• **Work to do**: Take every line from the listing below that includes "twitter" and copy it.

• **Input rows**:
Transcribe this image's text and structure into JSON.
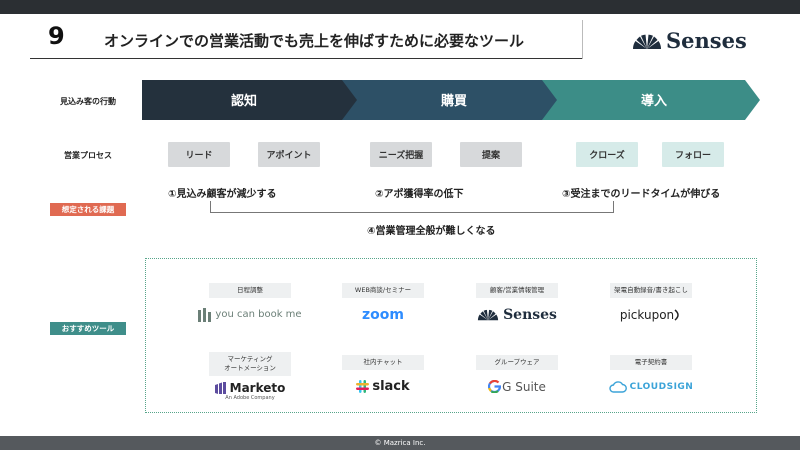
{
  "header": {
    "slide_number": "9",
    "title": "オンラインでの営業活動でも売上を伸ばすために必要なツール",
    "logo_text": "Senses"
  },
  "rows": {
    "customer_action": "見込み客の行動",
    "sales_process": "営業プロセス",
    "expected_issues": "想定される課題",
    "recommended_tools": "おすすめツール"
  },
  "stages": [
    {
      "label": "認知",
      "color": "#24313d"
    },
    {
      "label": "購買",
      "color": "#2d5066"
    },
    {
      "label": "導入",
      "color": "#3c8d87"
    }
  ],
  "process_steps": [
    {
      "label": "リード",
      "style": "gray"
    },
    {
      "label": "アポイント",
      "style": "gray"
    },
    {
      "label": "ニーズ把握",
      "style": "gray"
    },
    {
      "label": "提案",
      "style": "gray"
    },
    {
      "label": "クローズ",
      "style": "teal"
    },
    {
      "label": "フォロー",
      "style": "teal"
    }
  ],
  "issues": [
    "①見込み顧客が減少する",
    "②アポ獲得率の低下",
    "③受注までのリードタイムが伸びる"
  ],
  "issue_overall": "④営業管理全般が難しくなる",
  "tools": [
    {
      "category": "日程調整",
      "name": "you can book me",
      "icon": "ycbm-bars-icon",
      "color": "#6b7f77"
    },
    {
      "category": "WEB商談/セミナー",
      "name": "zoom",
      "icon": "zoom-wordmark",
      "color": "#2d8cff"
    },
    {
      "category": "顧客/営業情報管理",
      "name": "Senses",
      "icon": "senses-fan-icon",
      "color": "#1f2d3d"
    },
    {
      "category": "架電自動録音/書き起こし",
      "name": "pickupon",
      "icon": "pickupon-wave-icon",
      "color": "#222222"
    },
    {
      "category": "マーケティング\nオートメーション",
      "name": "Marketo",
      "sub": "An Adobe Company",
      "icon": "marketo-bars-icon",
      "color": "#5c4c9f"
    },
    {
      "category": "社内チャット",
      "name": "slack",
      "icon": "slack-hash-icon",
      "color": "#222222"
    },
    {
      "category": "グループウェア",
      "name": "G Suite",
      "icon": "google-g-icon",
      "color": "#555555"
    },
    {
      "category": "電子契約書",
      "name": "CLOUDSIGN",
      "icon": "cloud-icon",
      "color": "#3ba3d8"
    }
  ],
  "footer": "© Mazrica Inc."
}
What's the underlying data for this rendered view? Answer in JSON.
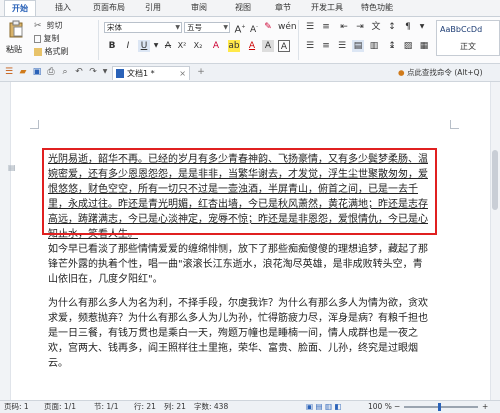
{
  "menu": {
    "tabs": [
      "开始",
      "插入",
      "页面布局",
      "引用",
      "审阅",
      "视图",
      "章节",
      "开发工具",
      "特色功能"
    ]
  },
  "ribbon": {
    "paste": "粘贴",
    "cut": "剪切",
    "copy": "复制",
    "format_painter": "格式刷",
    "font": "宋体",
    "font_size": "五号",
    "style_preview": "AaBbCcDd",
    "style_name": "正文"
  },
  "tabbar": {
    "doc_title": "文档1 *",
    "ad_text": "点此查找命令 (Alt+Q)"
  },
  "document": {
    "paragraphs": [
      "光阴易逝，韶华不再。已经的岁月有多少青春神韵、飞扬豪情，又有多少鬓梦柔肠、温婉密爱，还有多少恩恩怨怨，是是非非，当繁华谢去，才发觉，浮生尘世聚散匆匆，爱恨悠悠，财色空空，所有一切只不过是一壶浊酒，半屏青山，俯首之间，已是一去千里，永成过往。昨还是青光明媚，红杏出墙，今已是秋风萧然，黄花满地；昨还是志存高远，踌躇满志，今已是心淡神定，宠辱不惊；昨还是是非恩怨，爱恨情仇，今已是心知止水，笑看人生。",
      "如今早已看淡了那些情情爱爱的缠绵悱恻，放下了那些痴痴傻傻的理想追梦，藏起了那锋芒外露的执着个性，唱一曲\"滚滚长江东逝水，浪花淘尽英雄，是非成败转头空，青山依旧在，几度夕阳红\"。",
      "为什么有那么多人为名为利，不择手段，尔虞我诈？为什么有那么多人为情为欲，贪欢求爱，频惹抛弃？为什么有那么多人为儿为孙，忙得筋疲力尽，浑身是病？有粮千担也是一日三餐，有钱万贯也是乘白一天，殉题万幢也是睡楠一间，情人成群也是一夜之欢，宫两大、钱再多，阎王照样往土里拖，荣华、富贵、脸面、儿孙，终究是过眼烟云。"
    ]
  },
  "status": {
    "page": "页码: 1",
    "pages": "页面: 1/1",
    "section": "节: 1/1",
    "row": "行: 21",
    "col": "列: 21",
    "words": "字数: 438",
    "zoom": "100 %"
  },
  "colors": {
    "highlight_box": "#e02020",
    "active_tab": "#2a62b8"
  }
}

--

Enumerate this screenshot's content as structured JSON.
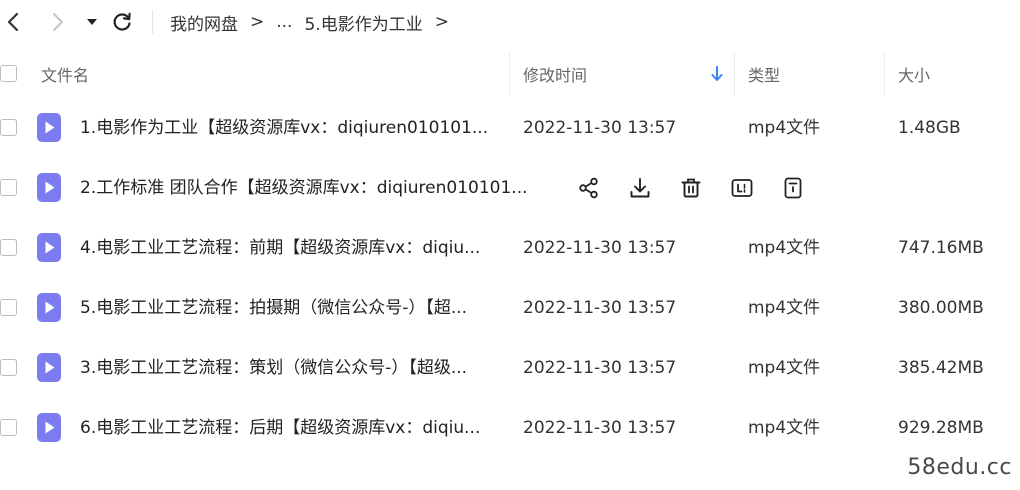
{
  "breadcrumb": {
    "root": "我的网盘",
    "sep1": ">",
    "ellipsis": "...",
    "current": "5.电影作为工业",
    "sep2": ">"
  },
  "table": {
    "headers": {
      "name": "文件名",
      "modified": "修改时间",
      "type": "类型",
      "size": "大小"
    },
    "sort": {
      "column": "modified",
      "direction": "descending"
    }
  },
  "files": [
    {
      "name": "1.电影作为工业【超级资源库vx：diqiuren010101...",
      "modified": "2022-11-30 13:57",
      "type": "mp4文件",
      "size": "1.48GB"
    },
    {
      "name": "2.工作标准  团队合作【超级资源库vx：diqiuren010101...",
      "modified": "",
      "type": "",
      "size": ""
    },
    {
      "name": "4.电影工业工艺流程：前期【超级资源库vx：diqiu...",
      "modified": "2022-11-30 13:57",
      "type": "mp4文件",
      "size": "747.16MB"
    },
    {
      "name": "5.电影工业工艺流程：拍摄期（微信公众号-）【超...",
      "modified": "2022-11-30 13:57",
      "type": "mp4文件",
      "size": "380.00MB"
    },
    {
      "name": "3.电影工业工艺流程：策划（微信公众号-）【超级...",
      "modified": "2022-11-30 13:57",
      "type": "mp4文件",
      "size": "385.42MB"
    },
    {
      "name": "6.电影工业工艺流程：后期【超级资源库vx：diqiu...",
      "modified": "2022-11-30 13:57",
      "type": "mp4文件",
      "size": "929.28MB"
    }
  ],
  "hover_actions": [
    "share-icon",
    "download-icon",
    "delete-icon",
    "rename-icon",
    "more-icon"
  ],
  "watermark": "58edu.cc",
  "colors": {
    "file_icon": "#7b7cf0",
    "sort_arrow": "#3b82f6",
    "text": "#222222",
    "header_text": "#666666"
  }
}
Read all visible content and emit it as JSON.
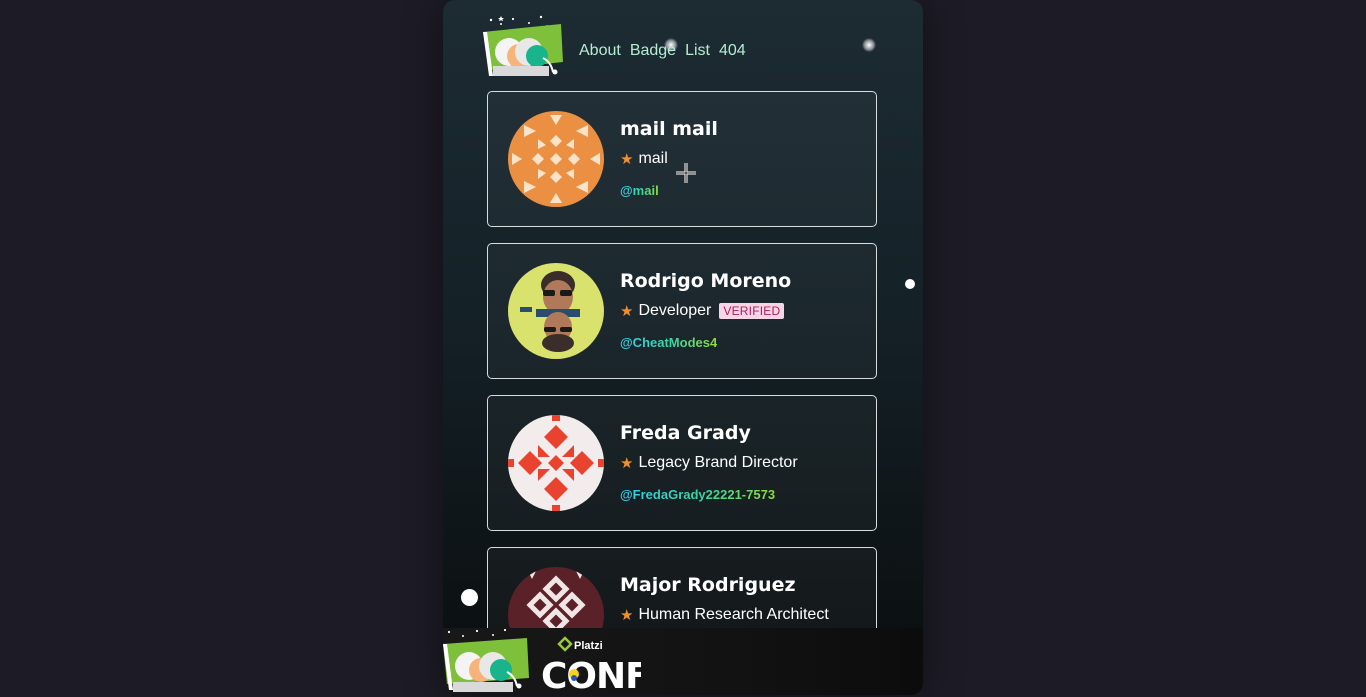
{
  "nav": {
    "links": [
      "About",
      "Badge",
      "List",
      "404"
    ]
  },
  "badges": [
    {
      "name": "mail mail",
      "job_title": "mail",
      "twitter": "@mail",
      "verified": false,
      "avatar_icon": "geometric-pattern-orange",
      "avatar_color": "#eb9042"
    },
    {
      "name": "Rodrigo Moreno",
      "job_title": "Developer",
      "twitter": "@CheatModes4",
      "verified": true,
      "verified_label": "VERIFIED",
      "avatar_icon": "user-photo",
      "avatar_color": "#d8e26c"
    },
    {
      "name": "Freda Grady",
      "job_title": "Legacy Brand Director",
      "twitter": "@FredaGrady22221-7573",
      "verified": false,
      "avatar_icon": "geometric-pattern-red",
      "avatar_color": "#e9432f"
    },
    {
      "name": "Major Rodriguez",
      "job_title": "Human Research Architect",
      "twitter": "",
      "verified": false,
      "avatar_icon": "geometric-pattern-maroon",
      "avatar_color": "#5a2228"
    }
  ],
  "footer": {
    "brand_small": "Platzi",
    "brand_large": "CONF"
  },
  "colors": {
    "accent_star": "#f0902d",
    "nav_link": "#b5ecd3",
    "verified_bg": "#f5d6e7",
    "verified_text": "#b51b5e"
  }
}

--

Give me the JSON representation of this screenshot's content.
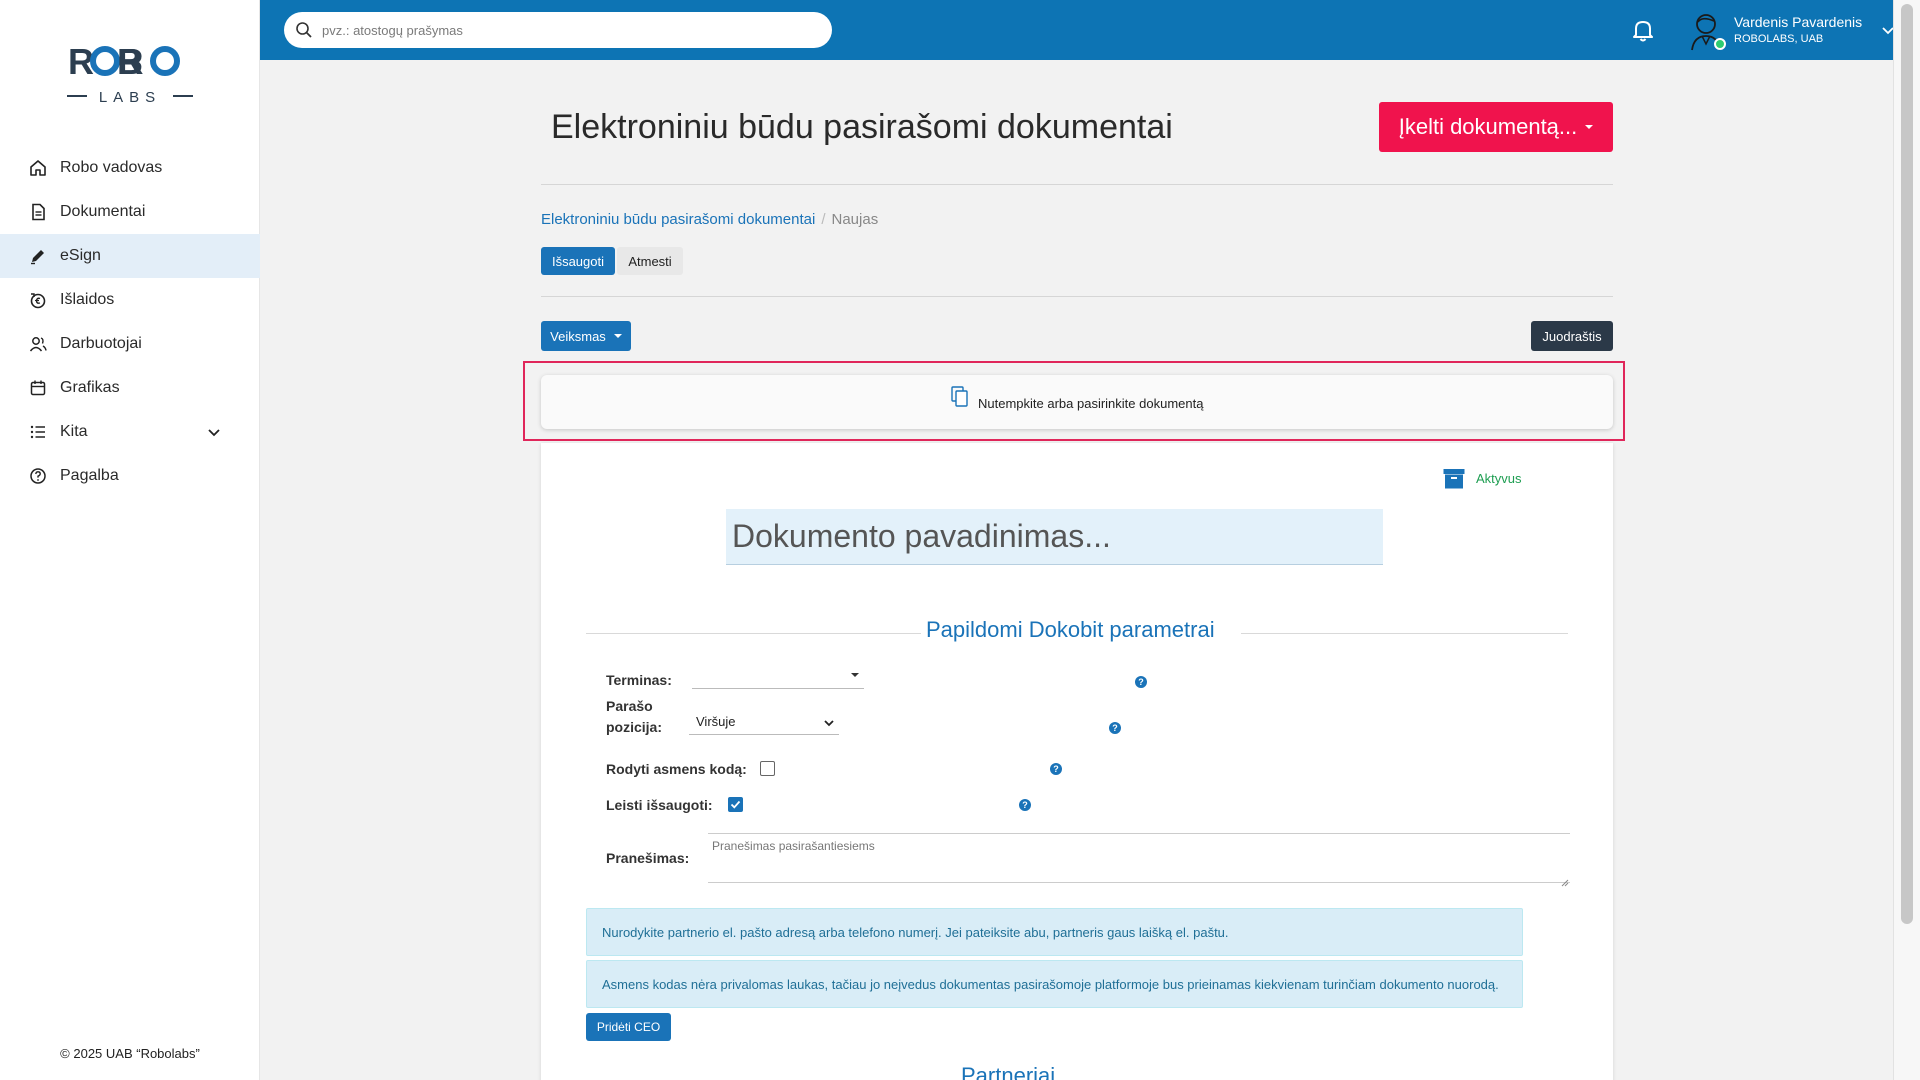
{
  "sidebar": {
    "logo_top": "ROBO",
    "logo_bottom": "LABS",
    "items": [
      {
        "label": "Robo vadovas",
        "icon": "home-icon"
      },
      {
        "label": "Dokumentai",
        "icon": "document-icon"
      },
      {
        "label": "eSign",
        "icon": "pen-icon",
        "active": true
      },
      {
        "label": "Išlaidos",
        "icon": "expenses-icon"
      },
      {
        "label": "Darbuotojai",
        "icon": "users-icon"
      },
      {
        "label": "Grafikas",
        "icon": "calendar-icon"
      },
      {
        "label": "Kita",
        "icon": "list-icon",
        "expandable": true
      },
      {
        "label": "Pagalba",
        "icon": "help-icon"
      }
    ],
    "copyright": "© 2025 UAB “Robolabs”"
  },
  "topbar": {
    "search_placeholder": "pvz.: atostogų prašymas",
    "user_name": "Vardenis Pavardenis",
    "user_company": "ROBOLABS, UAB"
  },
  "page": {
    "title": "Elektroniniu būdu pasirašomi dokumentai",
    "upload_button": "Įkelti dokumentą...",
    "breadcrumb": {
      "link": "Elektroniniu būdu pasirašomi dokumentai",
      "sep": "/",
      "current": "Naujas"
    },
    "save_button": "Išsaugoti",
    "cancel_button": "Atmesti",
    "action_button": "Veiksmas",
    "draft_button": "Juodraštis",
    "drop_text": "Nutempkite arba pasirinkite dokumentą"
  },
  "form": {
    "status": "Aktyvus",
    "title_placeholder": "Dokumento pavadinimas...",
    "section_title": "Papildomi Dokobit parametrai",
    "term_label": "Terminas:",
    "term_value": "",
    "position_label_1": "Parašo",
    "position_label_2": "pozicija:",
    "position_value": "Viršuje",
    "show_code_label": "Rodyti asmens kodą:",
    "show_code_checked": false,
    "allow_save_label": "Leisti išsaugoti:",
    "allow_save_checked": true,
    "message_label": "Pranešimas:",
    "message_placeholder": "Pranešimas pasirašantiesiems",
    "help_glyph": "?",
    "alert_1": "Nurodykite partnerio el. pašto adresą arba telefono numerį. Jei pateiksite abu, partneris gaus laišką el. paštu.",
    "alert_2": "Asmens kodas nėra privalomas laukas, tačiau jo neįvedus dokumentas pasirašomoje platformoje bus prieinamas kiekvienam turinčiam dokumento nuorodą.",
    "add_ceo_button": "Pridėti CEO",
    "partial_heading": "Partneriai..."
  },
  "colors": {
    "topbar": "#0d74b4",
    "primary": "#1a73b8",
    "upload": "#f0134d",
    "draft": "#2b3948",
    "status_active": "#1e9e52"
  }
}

• **Answer**:
      "twitter": "@mail",
      "twitter": "@CheatModes4",
      "twitter": "@FredaGrady22221-7573",
      "twitter": "",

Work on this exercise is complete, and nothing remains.